# The exercise
Show every line of the records below that contains the word "Temperatur".

# Given information
<<<<
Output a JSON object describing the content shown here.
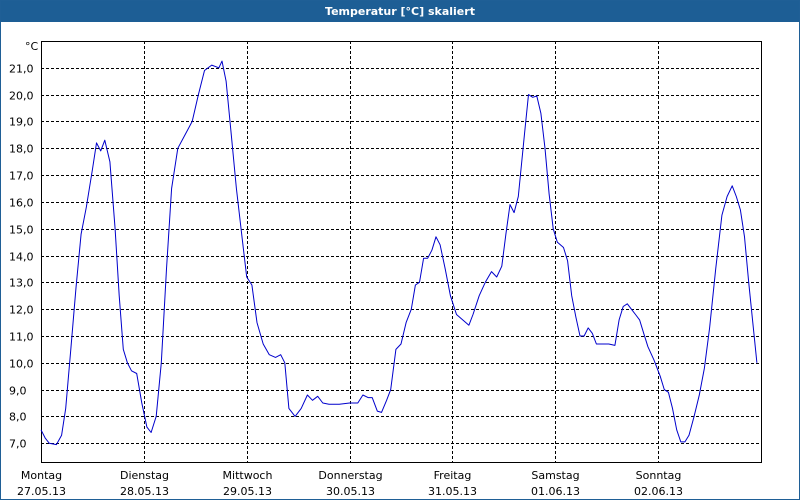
{
  "window": {
    "title": "Temperatur [°C] skaliert"
  },
  "chart_data": {
    "type": "line",
    "title": "Temperatur [°C] skaliert",
    "ylabel": "°C",
    "xlabel": "",
    "ylim": [
      6.3,
      22.0
    ],
    "yticks": [
      7.0,
      8.0,
      9.0,
      10.0,
      11.0,
      12.0,
      13.0,
      14.0,
      15.0,
      16.0,
      17.0,
      18.0,
      19.0,
      20.0,
      21.0
    ],
    "ytick_labels": [
      "7,0",
      "8,0",
      "9,0",
      "10,0",
      "11,0",
      "12,0",
      "13,0",
      "14,0",
      "15,0",
      "16,0",
      "17,0",
      "18,0",
      "19,0",
      "20,0",
      "21,0"
    ],
    "xlim": [
      0,
      7
    ],
    "xticks": [
      {
        "day": "Montag",
        "date": "27.05.13"
      },
      {
        "day": "Dienstag",
        "date": "28.05.13"
      },
      {
        "day": "Mittwoch",
        "date": "29.05.13"
      },
      {
        "day": "Donnerstag",
        "date": "30.05.13"
      },
      {
        "day": "Freitag",
        "date": "31.05.13"
      },
      {
        "day": "Samstag",
        "date": "01.06.13"
      },
      {
        "day": "Sonntag",
        "date": "02.06.13"
      }
    ],
    "grid": true,
    "color": "#0000cc",
    "series": [
      {
        "name": "",
        "points": [
          [
            0.0,
            7.5
          ],
          [
            0.04,
            7.2
          ],
          [
            0.08,
            7.0
          ],
          [
            0.15,
            6.95
          ],
          [
            0.2,
            7.3
          ],
          [
            0.24,
            8.3
          ],
          [
            0.29,
            10.5
          ],
          [
            0.34,
            12.8
          ],
          [
            0.39,
            14.8
          ],
          [
            0.44,
            15.8
          ],
          [
            0.5,
            17.2
          ],
          [
            0.54,
            18.2
          ],
          [
            0.58,
            17.9
          ],
          [
            0.62,
            18.3
          ],
          [
            0.67,
            17.5
          ],
          [
            0.72,
            15.0
          ],
          [
            0.76,
            12.5
          ],
          [
            0.8,
            10.5
          ],
          [
            0.84,
            10.0
          ],
          [
            0.88,
            9.7
          ],
          [
            0.93,
            9.6
          ],
          [
            0.98,
            8.5
          ],
          [
            1.03,
            7.6
          ],
          [
            1.07,
            7.4
          ],
          [
            1.12,
            8.0
          ],
          [
            1.17,
            10.0
          ],
          [
            1.22,
            13.5
          ],
          [
            1.27,
            16.5
          ],
          [
            1.33,
            18.0
          ],
          [
            1.4,
            18.5
          ],
          [
            1.47,
            19.0
          ],
          [
            1.53,
            20.0
          ],
          [
            1.59,
            20.9
          ],
          [
            1.66,
            21.1
          ],
          [
            1.73,
            21.0
          ],
          [
            1.76,
            21.25
          ],
          [
            1.8,
            20.5
          ],
          [
            1.85,
            18.5
          ],
          [
            1.9,
            16.5
          ],
          [
            1.96,
            14.5
          ],
          [
            2.0,
            13.2
          ],
          [
            2.05,
            12.9
          ],
          [
            2.1,
            11.5
          ],
          [
            2.16,
            10.7
          ],
          [
            2.22,
            10.3
          ],
          [
            2.28,
            10.2
          ],
          [
            2.33,
            10.3
          ],
          [
            2.37,
            10.0
          ],
          [
            2.41,
            8.3
          ],
          [
            2.47,
            8.0
          ],
          [
            2.53,
            8.3
          ],
          [
            2.59,
            8.8
          ],
          [
            2.64,
            8.6
          ],
          [
            2.69,
            8.75
          ],
          [
            2.74,
            8.5
          ],
          [
            2.8,
            8.45
          ],
          [
            2.9,
            8.45
          ],
          [
            3.0,
            8.5
          ],
          [
            3.08,
            8.5
          ],
          [
            3.13,
            8.8
          ],
          [
            3.18,
            8.7
          ],
          [
            3.22,
            8.7
          ],
          [
            3.27,
            8.2
          ],
          [
            3.31,
            8.15
          ],
          [
            3.36,
            8.6
          ],
          [
            3.4,
            9.0
          ],
          [
            3.45,
            10.5
          ],
          [
            3.5,
            10.7
          ],
          [
            3.55,
            11.5
          ],
          [
            3.6,
            12.0
          ],
          [
            3.64,
            12.9
          ],
          [
            3.68,
            13.0
          ],
          [
            3.72,
            13.9
          ],
          [
            3.76,
            13.9
          ],
          [
            3.8,
            14.2
          ],
          [
            3.84,
            14.7
          ],
          [
            3.88,
            14.4
          ],
          [
            3.93,
            13.5
          ],
          [
            3.98,
            12.5
          ],
          [
            4.04,
            11.8
          ],
          [
            4.1,
            11.6
          ],
          [
            4.16,
            11.4
          ],
          [
            4.2,
            11.8
          ],
          [
            4.26,
            12.5
          ],
          [
            4.32,
            13.0
          ],
          [
            4.38,
            13.4
          ],
          [
            4.43,
            13.2
          ],
          [
            4.48,
            13.6
          ],
          [
            4.52,
            14.8
          ],
          [
            4.56,
            15.9
          ],
          [
            4.6,
            15.6
          ],
          [
            4.64,
            16.2
          ],
          [
            4.7,
            18.5
          ],
          [
            4.74,
            20.0
          ],
          [
            4.78,
            19.9
          ],
          [
            4.82,
            19.95
          ],
          [
            4.86,
            19.3
          ],
          [
            4.9,
            18.0
          ],
          [
            4.94,
            16.3
          ],
          [
            4.98,
            15.0
          ],
          [
            5.02,
            14.5
          ],
          [
            5.08,
            14.3
          ],
          [
            5.12,
            13.8
          ],
          [
            5.16,
            12.5
          ],
          [
            5.2,
            11.7
          ],
          [
            5.24,
            11.0
          ],
          [
            5.28,
            11.0
          ],
          [
            5.32,
            11.3
          ],
          [
            5.36,
            11.1
          ],
          [
            5.4,
            10.7
          ],
          [
            5.46,
            10.7
          ],
          [
            5.52,
            10.7
          ],
          [
            5.58,
            10.65
          ],
          [
            5.62,
            11.6
          ],
          [
            5.66,
            12.1
          ],
          [
            5.7,
            12.2
          ],
          [
            5.74,
            12.0
          ],
          [
            5.78,
            11.8
          ],
          [
            5.82,
            11.6
          ],
          [
            5.86,
            11.1
          ],
          [
            5.9,
            10.6
          ],
          [
            5.96,
            10.1
          ],
          [
            6.02,
            9.5
          ],
          [
            6.06,
            9.0
          ],
          [
            6.1,
            8.9
          ],
          [
            6.14,
            8.3
          ],
          [
            6.18,
            7.5
          ],
          [
            6.22,
            7.05
          ],
          [
            6.26,
            7.05
          ],
          [
            6.3,
            7.3
          ],
          [
            6.35,
            8.0
          ],
          [
            6.4,
            8.8
          ],
          [
            6.45,
            9.8
          ],
          [
            6.5,
            11.3
          ],
          [
            6.56,
            13.5
          ],
          [
            6.62,
            15.5
          ],
          [
            6.67,
            16.2
          ],
          [
            6.72,
            16.6
          ],
          [
            6.76,
            16.2
          ],
          [
            6.8,
            15.7
          ],
          [
            6.84,
            14.7
          ],
          [
            6.88,
            13.0
          ],
          [
            6.92,
            11.5
          ],
          [
            6.96,
            10.0
          ]
        ]
      }
    ]
  }
}
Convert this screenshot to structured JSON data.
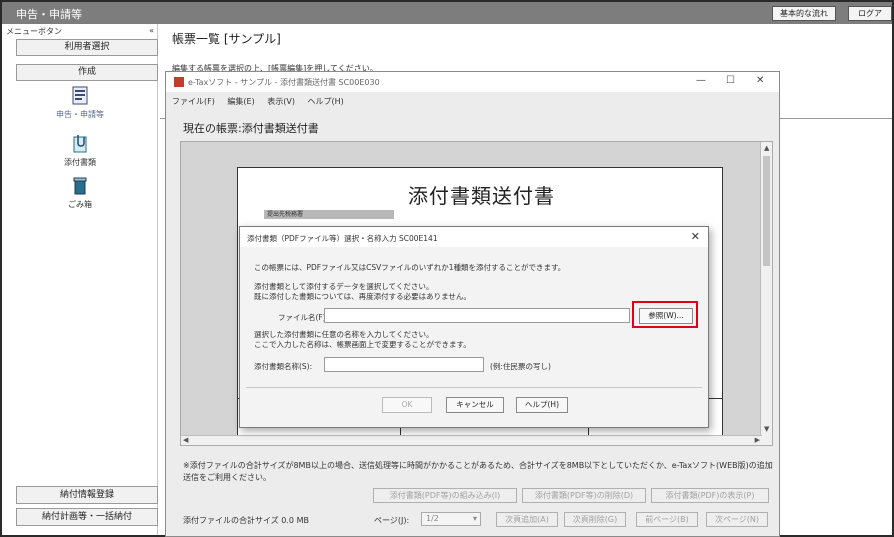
{
  "app": {
    "title": "申告・申請等",
    "top_buttons": [
      "基本的な流れ",
      "ログア"
    ]
  },
  "left_menu": {
    "header_label": "メニューボタン",
    "header_close": "«",
    "buttons": [
      "利用者選択",
      "作成"
    ],
    "icons": [
      {
        "label": "申告・申請等",
        "icon": "document-form-icon"
      },
      {
        "label": "添付書類",
        "icon": "clip-document-icon"
      },
      {
        "label": "ごみ箱",
        "icon": "trash-icon"
      }
    ],
    "bottom_buttons": [
      "納付情報登録",
      "納付計画等・一括納付"
    ]
  },
  "main": {
    "title": "帳票一覧 [サンプル]",
    "subtitle": "編集する帳票を選択の上、[帳票編集]を押してください。"
  },
  "etax_window": {
    "title": "e-Taxソフト - サンプル - 添付書類送付書 SC00E030",
    "controls": [
      "—",
      "☐",
      "✕"
    ],
    "menu": [
      "ファイル(F)",
      "編集(E)",
      "表示(V)",
      "ヘルプ(H)"
    ],
    "current_form": "現在の帳票:添付書類送付書",
    "doc_title": "添付書類送付書",
    "doc_field_label": "提出先税務署",
    "note": "※添付ファイルの合計サイズが8MB以上の場合、送信処理等に時間がかかることがあるため、合計サイズを8MB以下としていただくか、e-Taxソフト(WEB版)の追加送信をご利用ください。",
    "buttons_row1": [
      "添付書類(PDF等)の組み込み(I)",
      "添付書類(PDF等)の削除(D)",
      "添付書類(PDF)の表示(P)"
    ],
    "size_label": "添付ファイルの合計サイズ  0.0 MB",
    "page_label": "ページ(J):",
    "page_value": "1/2",
    "buttons_row2": [
      "次頁追加(A)",
      "次頁削除(G)",
      "前ページ(B)",
      "次ページ(N)"
    ]
  },
  "dialog": {
    "title": "添付書類（PDFファイル等）選択・名称入力 SC00E141",
    "text1": "この帳票には、PDFファイル又はCSVファイルのいずれか1種類を添付することができます。",
    "text2a": "添付書類として添付するデータを選択してください。",
    "text2b": "既に添付した書類については、再度添付する必要はありません。",
    "file_label": "ファイル名(F):",
    "browse_label": "参照(W)...",
    "text3a": "選択した添付書類に任意の名称を入力してください。",
    "text3b": "ここで入力した名称は、帳票画面上で変更することができます。",
    "name_label": "添付書類名称(S):",
    "name_example": "(例:住民票の写し)",
    "ok_label": "OK",
    "cancel_label": "キャンセル",
    "help_label": "ヘルプ(H)"
  },
  "colors": {
    "topbar": "#7d7d7d",
    "highlight": "#e0001b"
  }
}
>>>>
# Result of the exercise
    "title": "Temperatur [°C] skaliert"
    "title": "Temperatur [°C] skaliert",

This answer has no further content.